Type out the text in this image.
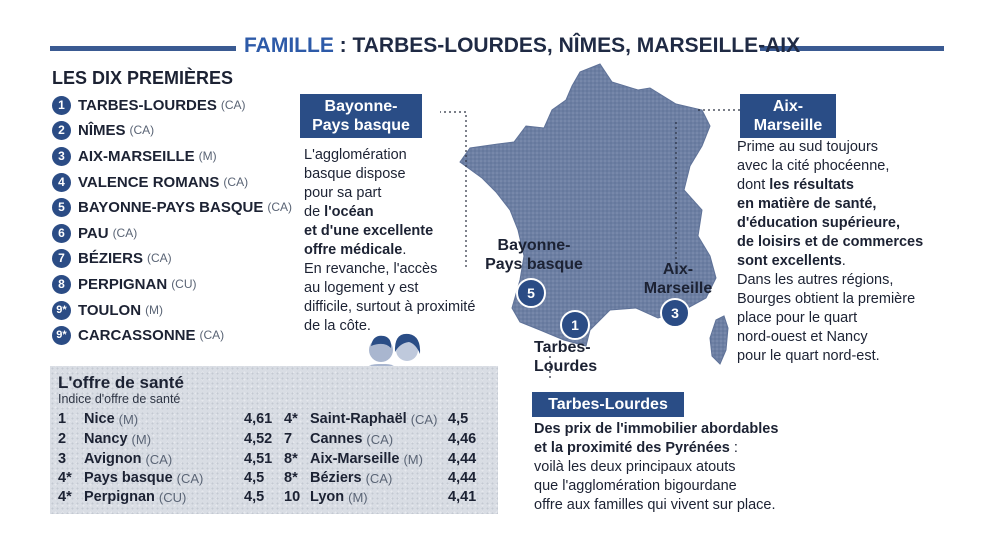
FAMILLE : TARBES-LOURDES, NÎMES, MARSEILLE-AIX
LES DIX PREMIÈRES
1 TARBES-LOURDES (CA)
2 NÎMES (CA)
3 AIX-MARSEILLE (M)
4 VALENCE ROMANS (CA)
5 BAYONNE-PAYS BASQUE (CA)
6 PAU (CA)
7 BÉZIERS (CA)
8 PERPIGNAN (CU)
9* TOULON (M)
9* CARCASSONNE (CA)
Bayonne-
Pays basque
5
Aix-
Marseille
3
1
Tarbes-
Lourdes
Bayonne-
Pays basque
L'agglomération
basque dispose
pour sa part
de l'océan
et d'une excellente
offre médicale.
En revanche, l'accès
au logement y est
difficile, surtout à proximité
de la côte.
Aix-
Marseille
Prime au sud toujours
avec la cité phocéenne,
dont les résultats
en matière de santé,
d'éducation supérieure,
de loisirs et de commerces
sont excellents.
Dans les autres régions,
Bourges obtient la première
place pour le quart
nord-ouest et Nancy
pour le quart nord-est.
Tarbes-Lourdes
Des prix de l'immobilier abordables
et la proximité des Pyrénées :
voilà les deux principaux atouts
que l'agglomération bigourdane
offre aux familles qui vivent sur place.
L'offre de santé
Indice d'offre de santé
1	Nice (M)	4,61
2	Nancy (M)	4,52
3	Avignon (CA)	4,51
4* Pays basque (CA)	4,5
4* Perpignan (CU)	4,5
4* Saint-Raphaël (CA) 4,5
7	Cannes (CA)	4,46
8* Aix-Marseille (M) 4,44
8* Béziers (CA)	4,44
10 Lyon (M)	4,41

┄┄┄┄┄┄

▸ YOUR INSTRUCTIONS:
The data above should be repeated exactly, minus any pictures.

▸ ANSWER TO THE TASK:
Type out the text in this image.
FAMILLE : TARBES-LOURDES, NÎMES, MARSEILLE-AIX
LES DIX PREMIÈRES
1 TARBES-LOURDES (CA)
2 NÎMES (CA)
3 AIX-MARSEILLE (M)
4 VALENCE ROMANS (CA)
5 BAYONNE-PAYS BASQUE (CA)
6 PAU (CA)
7 BÉZIERS (CA)
8 PERPIGNAN (CU)
9* TOULON (M)
9* CARCASSONNE (CA)
Bayonne-
Pays basque
5
Aix-
Marseille
3
1
Tarbes-
Lourdes
Bayonne-
Pays basque
L'agglomération
basque dispose
pour sa part
de l'océan
et d'une excellente
offre médicale.
En revanche, l'accès
au logement y est
difficile, surtout à proximité
de la côte.
Aix-
Marseille
Prime au sud toujours
avec la cité phocéenne,
dont les résultats
en matière de santé,
d'éducation supérieure,
de loisirs et de commerces
sont excellents.
Dans les autres régions,
Bourges obtient la première
place pour le quart
nord-ouest et Nancy
pour le quart nord-est.
Tarbes-Lourdes
Des prix de l'immobilier abordables
et la proximité des Pyrénées :
voilà les deux principaux atouts
que l'agglomération bigourdane
offre aux familles qui vivent sur place.
L'offre de santé
Indice d'offre de santé
1	Nice (M)	4,61
2	Nancy (M)	4,52
3	Avignon (CA)	4,51
4* Pays basque (CA)	4,5
4* Perpignan (CU)	4,5
4* Saint-Raphaël (CA) 4,5
7	Cannes (CA)	4,46
8* Aix-Marseille (M) 4,44
8* Béziers (CA)	4,44
10 Lyon (M)	4,41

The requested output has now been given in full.